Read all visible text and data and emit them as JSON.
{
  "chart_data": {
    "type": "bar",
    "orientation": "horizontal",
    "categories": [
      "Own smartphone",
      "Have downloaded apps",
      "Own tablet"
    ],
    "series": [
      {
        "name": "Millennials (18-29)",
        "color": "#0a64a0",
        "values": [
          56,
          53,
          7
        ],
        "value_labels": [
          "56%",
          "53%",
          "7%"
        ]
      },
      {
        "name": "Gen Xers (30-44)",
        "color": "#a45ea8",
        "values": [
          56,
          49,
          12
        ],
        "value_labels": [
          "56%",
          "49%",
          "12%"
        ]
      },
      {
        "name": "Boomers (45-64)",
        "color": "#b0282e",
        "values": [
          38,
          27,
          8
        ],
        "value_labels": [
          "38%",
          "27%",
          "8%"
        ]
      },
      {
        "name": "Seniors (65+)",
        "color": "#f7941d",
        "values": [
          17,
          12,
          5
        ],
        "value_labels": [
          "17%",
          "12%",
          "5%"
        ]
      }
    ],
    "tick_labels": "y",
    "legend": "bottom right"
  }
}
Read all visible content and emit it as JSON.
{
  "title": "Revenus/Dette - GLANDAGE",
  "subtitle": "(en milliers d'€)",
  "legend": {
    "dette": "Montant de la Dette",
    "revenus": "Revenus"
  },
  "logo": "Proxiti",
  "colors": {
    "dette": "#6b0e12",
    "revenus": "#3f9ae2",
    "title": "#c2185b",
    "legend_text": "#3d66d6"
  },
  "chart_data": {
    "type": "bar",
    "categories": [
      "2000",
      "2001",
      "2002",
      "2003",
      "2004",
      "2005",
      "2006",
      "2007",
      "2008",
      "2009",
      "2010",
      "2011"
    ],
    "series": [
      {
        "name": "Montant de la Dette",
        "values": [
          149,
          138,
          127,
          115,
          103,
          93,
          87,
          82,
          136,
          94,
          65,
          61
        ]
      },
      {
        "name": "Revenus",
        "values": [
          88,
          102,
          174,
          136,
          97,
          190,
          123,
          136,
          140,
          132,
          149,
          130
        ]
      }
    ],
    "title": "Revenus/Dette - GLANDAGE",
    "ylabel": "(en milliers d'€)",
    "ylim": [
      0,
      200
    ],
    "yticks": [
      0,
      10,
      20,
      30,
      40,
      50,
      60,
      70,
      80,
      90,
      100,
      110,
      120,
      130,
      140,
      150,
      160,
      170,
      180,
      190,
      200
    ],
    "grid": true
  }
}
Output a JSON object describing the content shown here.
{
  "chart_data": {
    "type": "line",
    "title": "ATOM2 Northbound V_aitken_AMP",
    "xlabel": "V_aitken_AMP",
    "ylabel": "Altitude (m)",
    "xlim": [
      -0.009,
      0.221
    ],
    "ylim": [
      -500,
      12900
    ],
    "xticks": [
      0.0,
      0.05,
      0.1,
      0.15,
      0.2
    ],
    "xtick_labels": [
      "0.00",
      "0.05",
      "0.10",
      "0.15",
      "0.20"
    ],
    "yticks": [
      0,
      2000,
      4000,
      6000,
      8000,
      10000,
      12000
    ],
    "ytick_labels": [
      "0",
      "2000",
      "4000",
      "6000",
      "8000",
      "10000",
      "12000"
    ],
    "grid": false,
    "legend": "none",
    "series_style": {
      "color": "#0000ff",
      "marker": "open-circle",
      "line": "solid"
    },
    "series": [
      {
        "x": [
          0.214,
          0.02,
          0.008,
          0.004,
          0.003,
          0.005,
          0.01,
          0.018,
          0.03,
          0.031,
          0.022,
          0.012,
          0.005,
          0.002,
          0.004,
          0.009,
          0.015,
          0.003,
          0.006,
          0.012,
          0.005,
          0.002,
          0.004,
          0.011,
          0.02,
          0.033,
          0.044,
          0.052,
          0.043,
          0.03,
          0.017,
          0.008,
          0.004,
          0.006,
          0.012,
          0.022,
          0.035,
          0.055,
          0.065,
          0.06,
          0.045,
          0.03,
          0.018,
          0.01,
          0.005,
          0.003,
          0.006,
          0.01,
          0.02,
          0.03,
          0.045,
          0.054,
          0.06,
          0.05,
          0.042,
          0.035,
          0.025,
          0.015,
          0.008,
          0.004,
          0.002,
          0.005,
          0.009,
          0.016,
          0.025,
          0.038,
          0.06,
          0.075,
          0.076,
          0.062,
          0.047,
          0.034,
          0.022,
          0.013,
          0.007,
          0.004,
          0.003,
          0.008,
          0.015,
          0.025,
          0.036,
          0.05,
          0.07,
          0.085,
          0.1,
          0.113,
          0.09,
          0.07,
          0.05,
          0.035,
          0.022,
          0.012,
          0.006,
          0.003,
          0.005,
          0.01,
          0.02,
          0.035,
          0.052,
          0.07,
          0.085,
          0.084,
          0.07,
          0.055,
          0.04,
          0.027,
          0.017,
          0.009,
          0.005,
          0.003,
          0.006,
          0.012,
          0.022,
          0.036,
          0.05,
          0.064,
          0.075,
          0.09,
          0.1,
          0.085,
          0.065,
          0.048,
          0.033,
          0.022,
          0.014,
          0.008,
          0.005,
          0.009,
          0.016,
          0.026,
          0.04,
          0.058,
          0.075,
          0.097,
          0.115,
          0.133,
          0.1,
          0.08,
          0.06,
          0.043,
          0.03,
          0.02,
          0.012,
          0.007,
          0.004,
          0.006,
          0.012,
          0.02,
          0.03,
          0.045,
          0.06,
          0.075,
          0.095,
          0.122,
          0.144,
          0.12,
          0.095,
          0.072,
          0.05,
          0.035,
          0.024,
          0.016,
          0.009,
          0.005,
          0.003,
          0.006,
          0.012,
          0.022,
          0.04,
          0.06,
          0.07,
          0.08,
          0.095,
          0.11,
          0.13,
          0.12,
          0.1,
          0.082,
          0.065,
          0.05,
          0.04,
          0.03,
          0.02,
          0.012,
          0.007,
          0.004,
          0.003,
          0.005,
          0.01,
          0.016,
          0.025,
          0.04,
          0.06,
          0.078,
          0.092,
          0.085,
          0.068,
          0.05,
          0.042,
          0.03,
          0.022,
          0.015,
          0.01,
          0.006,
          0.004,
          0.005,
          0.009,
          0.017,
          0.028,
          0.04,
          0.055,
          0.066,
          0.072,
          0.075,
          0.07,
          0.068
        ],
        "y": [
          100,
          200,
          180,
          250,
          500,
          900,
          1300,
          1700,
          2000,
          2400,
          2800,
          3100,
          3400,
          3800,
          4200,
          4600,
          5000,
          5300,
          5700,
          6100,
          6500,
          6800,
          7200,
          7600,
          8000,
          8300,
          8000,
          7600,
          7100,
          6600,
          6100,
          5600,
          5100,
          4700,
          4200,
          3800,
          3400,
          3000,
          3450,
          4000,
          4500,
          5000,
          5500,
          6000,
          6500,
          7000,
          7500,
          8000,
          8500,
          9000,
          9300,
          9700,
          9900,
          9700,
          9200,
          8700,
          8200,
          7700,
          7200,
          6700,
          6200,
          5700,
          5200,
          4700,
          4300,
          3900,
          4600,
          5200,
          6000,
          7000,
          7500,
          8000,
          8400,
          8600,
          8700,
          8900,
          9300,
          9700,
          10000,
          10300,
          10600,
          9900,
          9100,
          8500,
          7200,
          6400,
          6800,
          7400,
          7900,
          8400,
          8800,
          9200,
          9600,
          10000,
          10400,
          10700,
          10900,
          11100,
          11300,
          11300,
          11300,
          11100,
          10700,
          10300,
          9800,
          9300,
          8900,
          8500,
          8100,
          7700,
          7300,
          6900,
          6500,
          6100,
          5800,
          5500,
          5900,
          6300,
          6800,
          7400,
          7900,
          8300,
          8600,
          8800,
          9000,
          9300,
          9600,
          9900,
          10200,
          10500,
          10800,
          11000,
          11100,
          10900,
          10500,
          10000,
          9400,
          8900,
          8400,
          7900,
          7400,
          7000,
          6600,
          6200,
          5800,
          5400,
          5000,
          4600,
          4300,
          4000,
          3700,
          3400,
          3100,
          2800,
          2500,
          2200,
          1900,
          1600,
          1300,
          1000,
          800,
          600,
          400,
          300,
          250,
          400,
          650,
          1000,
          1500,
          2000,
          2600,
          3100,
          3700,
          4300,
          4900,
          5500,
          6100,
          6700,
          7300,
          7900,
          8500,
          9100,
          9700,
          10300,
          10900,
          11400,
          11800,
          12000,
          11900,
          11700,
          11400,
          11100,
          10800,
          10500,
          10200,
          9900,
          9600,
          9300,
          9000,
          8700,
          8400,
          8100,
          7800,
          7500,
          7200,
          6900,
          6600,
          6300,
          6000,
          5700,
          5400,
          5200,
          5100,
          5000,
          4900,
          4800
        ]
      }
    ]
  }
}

────────────────────

• DESCRIPTION OF THE TASK: Identify and list each line with the word "emit".

• COMPLETE ANSWER:
Read all visible text and data and emit them as JSON.
Read all visible content and emit it as JSON.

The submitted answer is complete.